Keep the pictures out of the copy and repeat the records exactly.

══ Records for this task

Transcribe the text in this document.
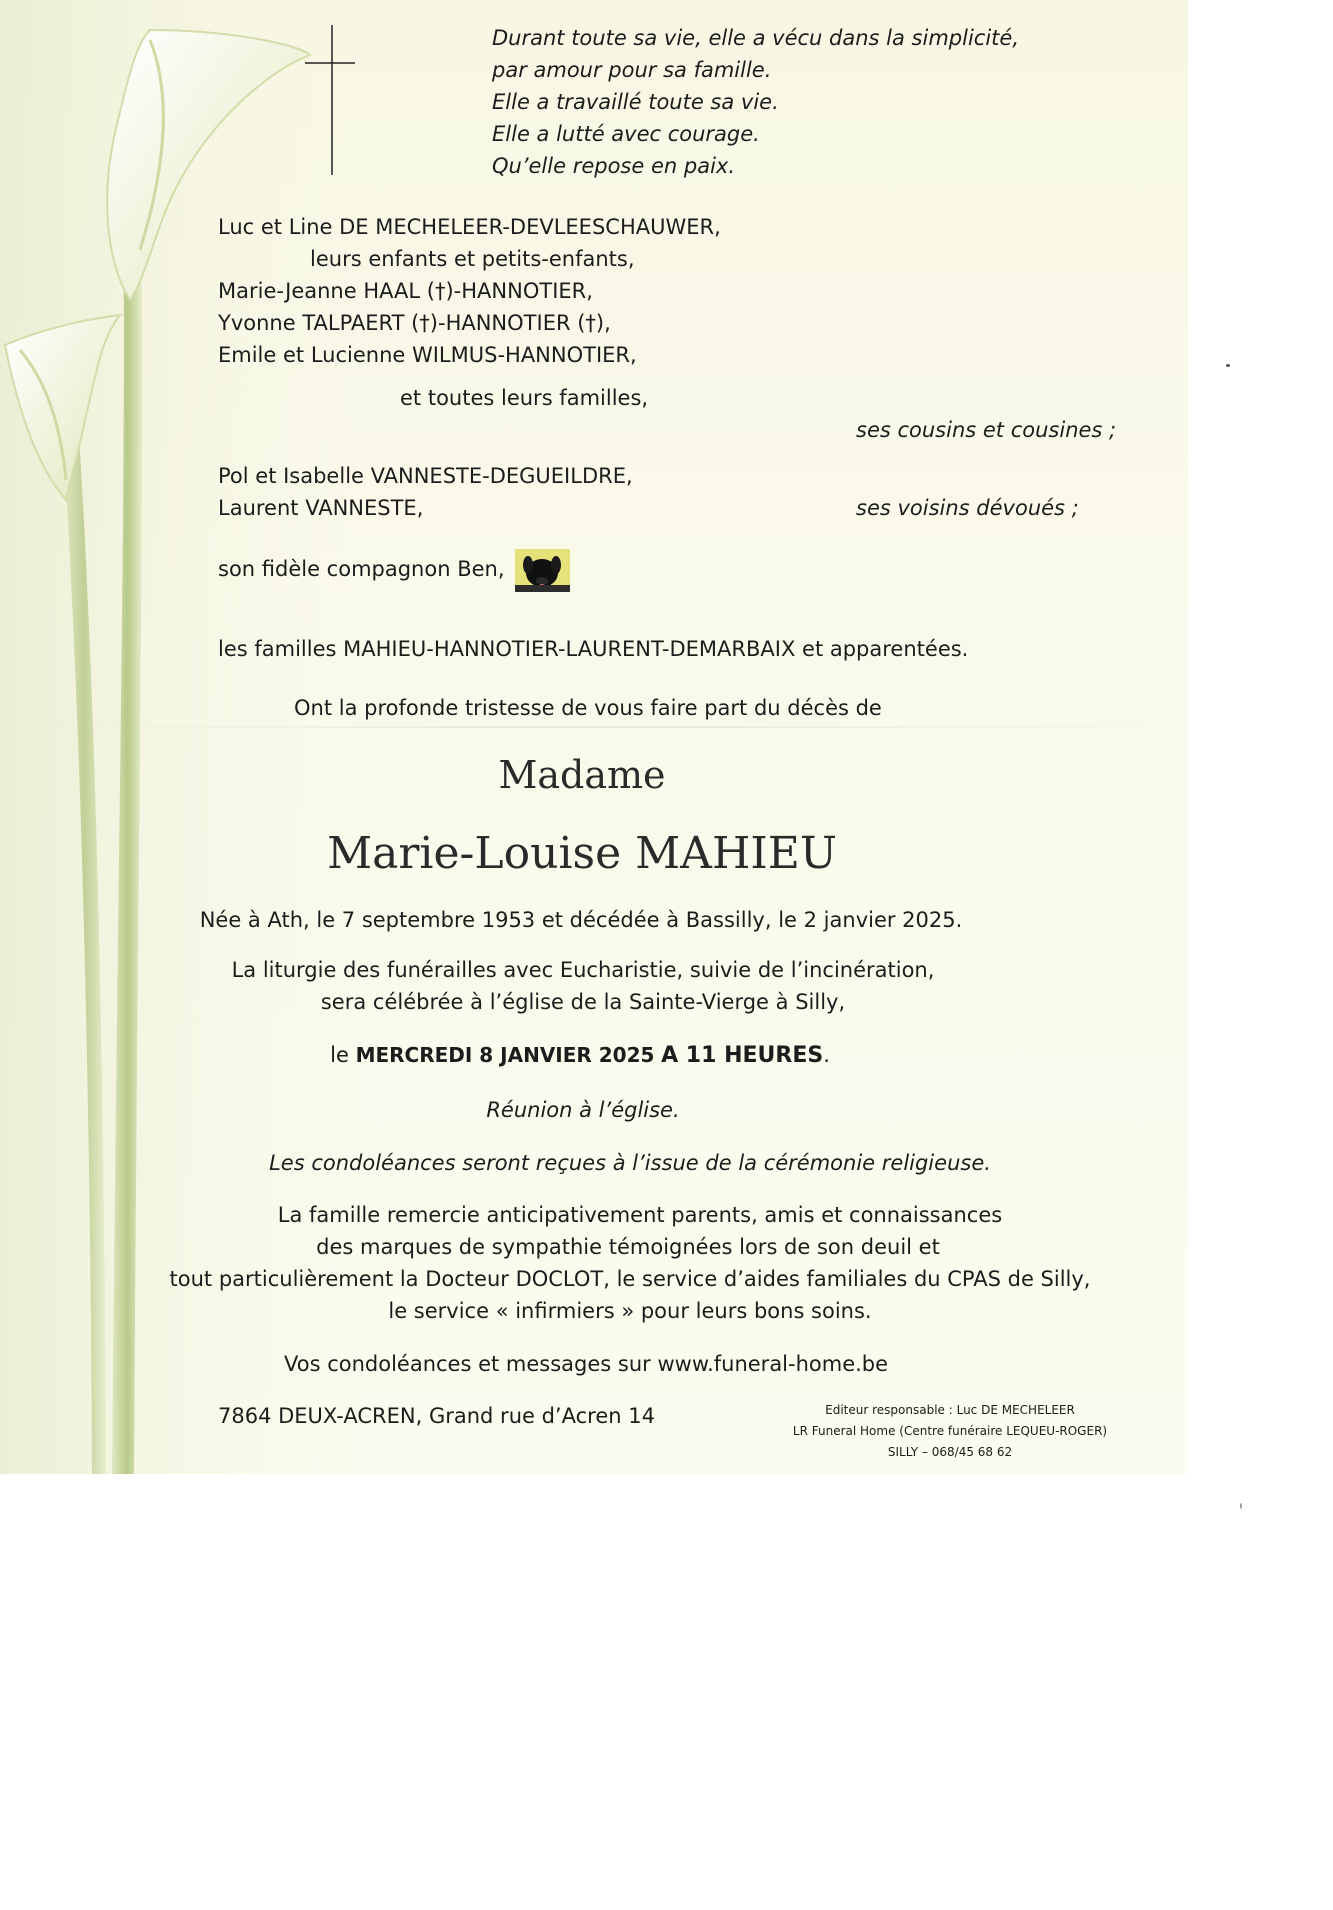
Durant toute sa vie, elle a vécu dans la simplicité,
par amour pour sa famille.
Elle a travaillé toute sa vie.
Elle a lutté avec courage.
Qu’elle repose en paix.
Luc et Line DE MECHELEER-DEVLEESCHAUWER,
leurs enfants et petits-enfants,
Marie-Jeanne HAAL (†)-HANNOTIER,
Yvonne TALPAERT (†)-HANNOTIER (†),
Emile et Lucienne WILMUS-HANNOTIER,
et toutes leurs familles,
ses cousins et cousines ;
Pol et Isabelle VANNESTE-DEGUEILDRE,
Laurent VANNESTE,	ses voisins dévoués ;
son fidèle compagnon Ben,
les familles MAHIEU-HANNOTIER-LAURENT-DEMARBAIX et apparentées.
Ont la profonde tristesse de vous faire part du décès de
Madame
Marie-Louise MAHIEU
Née à Ath, le 7 septembre 1953 et décédée à Bassilly, le 2 janvier 2025.
La liturgie des funérailles avec Eucharistie, suivie de l’incinération,
sera célébrée à l’église de la Sainte-Vierge à Silly,
le MERCREDI 8 JANVIER 2025 A 11 HEURES.
Réunion à l’église.
Les condoléances seront reçues à l’issue de la cérémonie religieuse.
La famille remercie anticipativement parents, amis et connaissances
des marques de sympathie témoignées lors de son deuil et
tout particulièrement la Docteur DOCLOT, le service d’aides familiales du CPAS de Silly,
le service « infirmiers » pour leurs bons soins.
Vos condoléances et messages sur www.funeral-home.be
7864 DEUX-ACREN, Grand rue d’Acren 14	Editeur responsable : Luc DE MECHELEER
LR Funeral Home (Centre funéraire LEQUEU-ROGER)
SILLY – 068/45 68 62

════

__Right answer__.
Transcribe the text in this document.
Durant toute sa vie, elle a vécu dans la simplicité,
par amour pour sa famille.
Elle a travaillé toute sa vie.
Elle a lutté avec courage.
Qu’elle repose en paix.
Luc et Line DE MECHELEER-DEVLEESCHAUWER,
leurs enfants et petits-enfants,
Marie-Jeanne HAAL (†)-HANNOTIER,
Yvonne TALPAERT (†)-HANNOTIER (†),
Emile et Lucienne WILMUS-HANNOTIER,
et toutes leurs familles,
ses cousins et cousines ;
Pol et Isabelle VANNESTE-DEGUEILDRE,
Laurent VANNESTE,	ses voisins dévoués ;
son fidèle compagnon Ben,
les familles MAHIEU-HANNOTIER-LAURENT-DEMARBAIX et apparentées.
Ont la profonde tristesse de vous faire part du décès de
Madame
Marie-Louise MAHIEU
Née à Ath, le 7 septembre 1953 et décédée à Bassilly, le 2 janvier 2025.
La liturgie des funérailles avec Eucharistie, suivie de l’incinération,
sera célébrée à l’église de la Sainte-Vierge à Silly,
le MERCREDI 8 JANVIER 2025 A 11 HEURES.
Réunion à l’église.
Les condoléances seront reçues à l’issue de la cérémonie religieuse.
La famille remercie anticipativement parents, amis et connaissances
des marques de sympathie témoignées lors de son deuil et
tout particulièrement la Docteur DOCLOT, le service d’aides familiales du CPAS de Silly,
le service « infirmiers » pour leurs bons soins.
Vos condoléances et messages sur www.funeral-home.be
7864 DEUX-ACREN, Grand rue d’Acren 14	Editeur responsable : Luc DE MECHELEER
LR Funeral Home (Centre funéraire LEQUEU-ROGER)
SILLY – 068/45 68 62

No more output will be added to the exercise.